[Start of EXCERPTED RECORDS]

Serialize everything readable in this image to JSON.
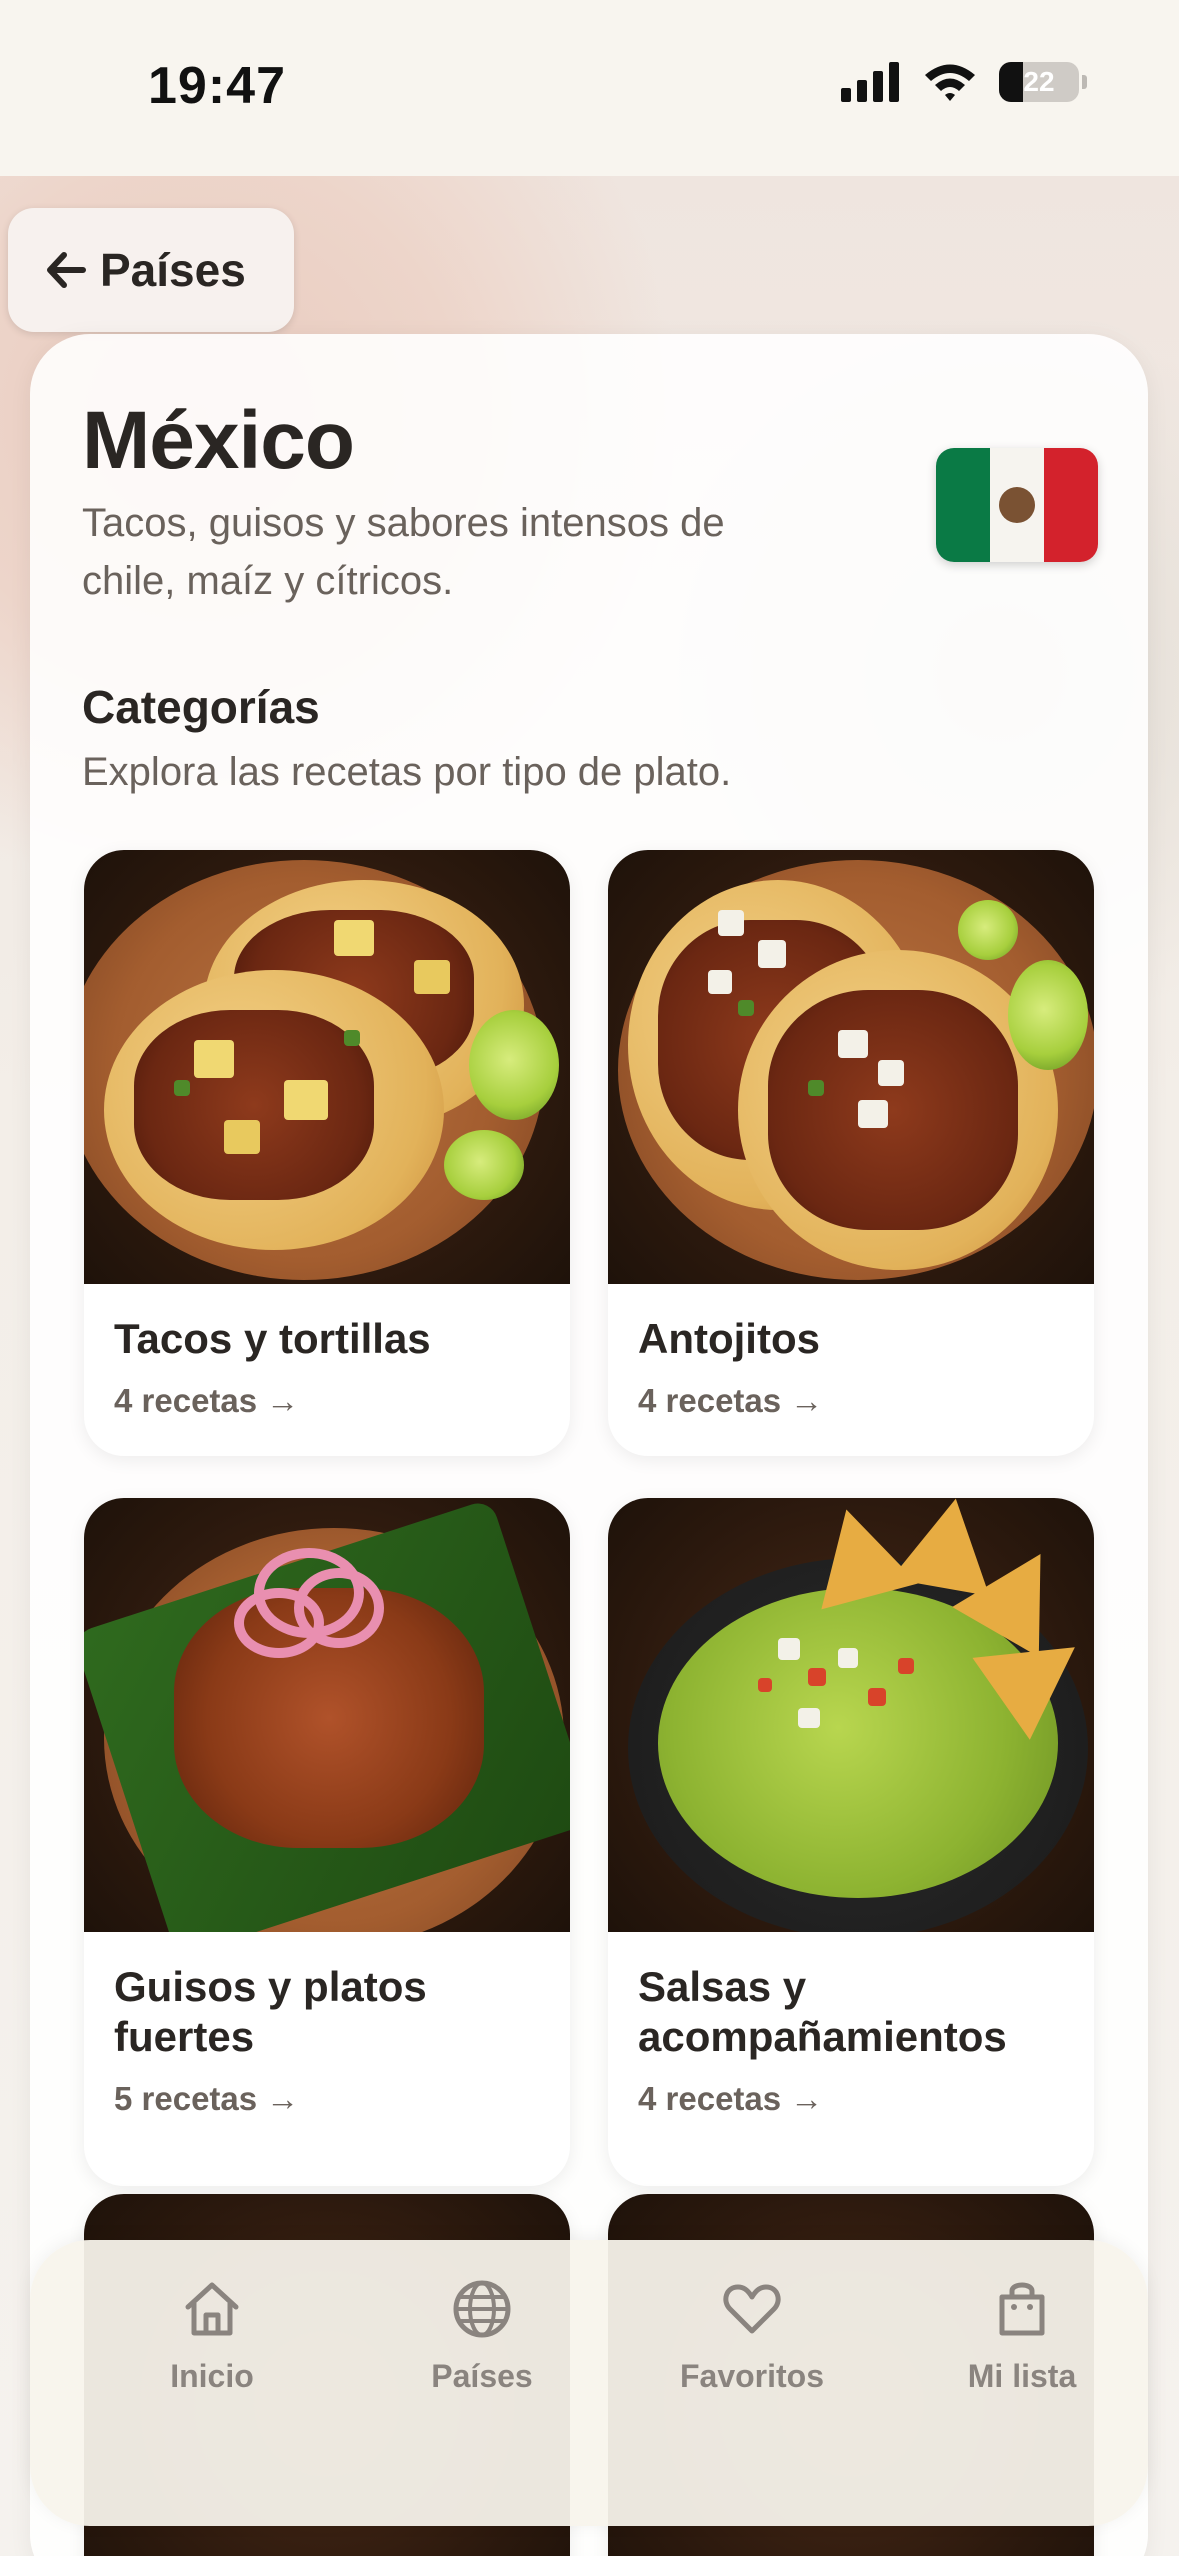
{
  "status_bar": {
    "time": "19:47",
    "battery": "22",
    "icons": [
      "cellular-signal-icon",
      "wifi-icon",
      "battery-icon"
    ]
  },
  "back_button": {
    "label": "Países",
    "icon": "arrow-left-icon"
  },
  "country": {
    "title": "México",
    "subtitle": "Tacos, guisos y sabores intensos de chile, maíz y cítricos.",
    "flag": "mexico-flag",
    "flag_colors": [
      "#0a7a45",
      "#f6f4ef",
      "#d3222c"
    ]
  },
  "categories_section": {
    "title": "Categorías",
    "subtitle": "Explora las recetas por tipo de plato."
  },
  "categories": [
    {
      "title": "Tacos y tortillas",
      "count": "4 recetas →"
    },
    {
      "title": "Antojitos",
      "count": "4 recetas →"
    },
    {
      "title": "Guisos y platos fuertes",
      "count": "5 recetas →"
    },
    {
      "title": "Salsas y acompañamientos",
      "count": "4 recetas →"
    }
  ],
  "bottom_nav": {
    "items": [
      {
        "label": "Inicio",
        "icon": "home-icon"
      },
      {
        "label": "Países",
        "icon": "globe-icon"
      },
      {
        "label": "Favoritos",
        "icon": "heart-icon"
      },
      {
        "label": "Mi lista",
        "icon": "shopping-bag-icon"
      }
    ]
  }
}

[End of EXCERPTED RECORDS]

__INSTRUCTION__. Find all lines holding the string "Tacos" and copy them.

__SOLUTION TO THIS PROBLEM__.
    "subtitle": "Tacos, guisos y sabores intensos de chile, maíz y cítricos.",
      "title": "Tacos y tortillas",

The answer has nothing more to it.